Task directions - Reproduce every line of each row below word for word, with nothing altered or left out.

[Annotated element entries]
○ ○ ○

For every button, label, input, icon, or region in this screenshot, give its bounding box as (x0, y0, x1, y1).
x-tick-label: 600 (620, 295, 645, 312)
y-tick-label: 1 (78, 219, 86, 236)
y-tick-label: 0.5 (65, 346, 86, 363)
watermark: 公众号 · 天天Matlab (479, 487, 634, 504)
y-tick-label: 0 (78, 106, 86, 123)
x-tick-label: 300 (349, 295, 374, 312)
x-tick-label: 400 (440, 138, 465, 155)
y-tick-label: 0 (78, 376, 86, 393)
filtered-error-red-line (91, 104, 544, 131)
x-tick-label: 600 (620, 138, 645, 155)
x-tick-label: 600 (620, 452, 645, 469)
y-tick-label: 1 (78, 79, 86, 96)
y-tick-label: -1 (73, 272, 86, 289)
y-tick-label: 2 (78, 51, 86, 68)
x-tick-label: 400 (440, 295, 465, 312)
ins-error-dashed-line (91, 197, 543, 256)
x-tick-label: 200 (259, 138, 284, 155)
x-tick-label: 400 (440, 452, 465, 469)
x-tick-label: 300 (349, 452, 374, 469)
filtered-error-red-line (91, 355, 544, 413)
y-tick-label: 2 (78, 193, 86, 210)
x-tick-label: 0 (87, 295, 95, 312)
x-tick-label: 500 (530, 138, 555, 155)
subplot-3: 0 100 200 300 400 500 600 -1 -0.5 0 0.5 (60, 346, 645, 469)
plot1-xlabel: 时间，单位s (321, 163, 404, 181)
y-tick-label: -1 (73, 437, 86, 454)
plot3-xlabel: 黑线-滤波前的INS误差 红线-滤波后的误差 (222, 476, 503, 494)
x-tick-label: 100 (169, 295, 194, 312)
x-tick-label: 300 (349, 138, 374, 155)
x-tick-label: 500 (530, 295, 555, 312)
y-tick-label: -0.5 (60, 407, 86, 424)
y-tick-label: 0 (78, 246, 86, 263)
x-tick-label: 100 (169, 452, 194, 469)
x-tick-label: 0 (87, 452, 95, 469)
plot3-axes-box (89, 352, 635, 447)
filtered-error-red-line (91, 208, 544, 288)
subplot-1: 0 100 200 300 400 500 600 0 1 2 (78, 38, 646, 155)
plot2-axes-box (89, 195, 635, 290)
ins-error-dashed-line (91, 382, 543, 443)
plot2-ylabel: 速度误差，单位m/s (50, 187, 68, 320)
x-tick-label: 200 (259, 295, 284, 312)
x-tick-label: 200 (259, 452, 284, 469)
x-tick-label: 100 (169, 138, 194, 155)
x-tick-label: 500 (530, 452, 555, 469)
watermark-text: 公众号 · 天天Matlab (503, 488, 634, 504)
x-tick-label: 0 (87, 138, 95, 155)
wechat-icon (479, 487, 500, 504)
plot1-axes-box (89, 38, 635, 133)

○ ○ ○

Task response -
For every button, label, input, icon, or region in this screenshot, give its bounding box as (x0, y0, x1, y1).
x-tick-label: 600 (620, 295, 645, 312)
y-tick-label: 1 (78, 219, 86, 236)
y-tick-label: 0.5 (65, 346, 86, 363)
watermark: 公众号 · 天天Matlab (479, 487, 634, 504)
y-tick-label: 0 (78, 106, 86, 123)
x-tick-label: 300 (349, 295, 374, 312)
x-tick-label: 400 (440, 138, 465, 155)
y-tick-label: 0 (78, 376, 86, 393)
filtered-error-red-line (91, 104, 544, 131)
x-tick-label: 600 (620, 138, 645, 155)
x-tick-label: 600 (620, 452, 645, 469)
y-tick-label: 1 (78, 79, 86, 96)
y-tick-label: -1 (73, 272, 86, 289)
y-tick-label: 2 (78, 51, 86, 68)
x-tick-label: 400 (440, 295, 465, 312)
ins-error-dashed-line (91, 197, 543, 256)
x-tick-label: 200 (259, 138, 284, 155)
x-tick-label: 400 (440, 452, 465, 469)
x-tick-label: 300 (349, 452, 374, 469)
filtered-error-red-line (91, 355, 544, 413)
y-tick-label: 2 (78, 193, 86, 210)
x-tick-label: 0 (87, 295, 95, 312)
x-tick-label: 500 (530, 138, 555, 155)
subplot-3: 0 100 200 300 400 500 600 -1 -0.5 0 0.5 (60, 346, 645, 469)
plot1-xlabel: 时间，单位s (321, 163, 404, 181)
y-tick-label: -1 (73, 437, 86, 454)
plot3-xlabel: 黑线-滤波前的INS误差 红线-滤波后的误差 (222, 476, 503, 494)
x-tick-label: 100 (169, 295, 194, 312)
x-tick-label: 300 (349, 138, 374, 155)
x-tick-label: 500 (530, 295, 555, 312)
y-tick-label: -0.5 (60, 407, 86, 424)
y-tick-label: 0 (78, 246, 86, 263)
x-tick-label: 100 (169, 452, 194, 469)
x-tick-label: 0 (87, 452, 95, 469)
plot3-axes-box (89, 352, 635, 447)
filtered-error-red-line (91, 208, 544, 288)
subplot-1: 0 100 200 300 400 500 600 0 1 2 (78, 38, 646, 155)
plot2-axes-box (89, 195, 635, 290)
ins-error-dashed-line (91, 382, 543, 443)
plot2-ylabel: 速度误差，单位m/s (50, 187, 68, 320)
x-tick-label: 200 (259, 295, 284, 312)
x-tick-label: 200 (259, 452, 284, 469)
x-tick-label: 100 (169, 138, 194, 155)
x-tick-label: 500 (530, 452, 555, 469)
watermark-text: 公众号 · 天天Matlab (503, 488, 634, 504)
x-tick-label: 0 (87, 138, 95, 155)
wechat-icon (479, 487, 500, 504)
plot1-axes-box (89, 38, 635, 133)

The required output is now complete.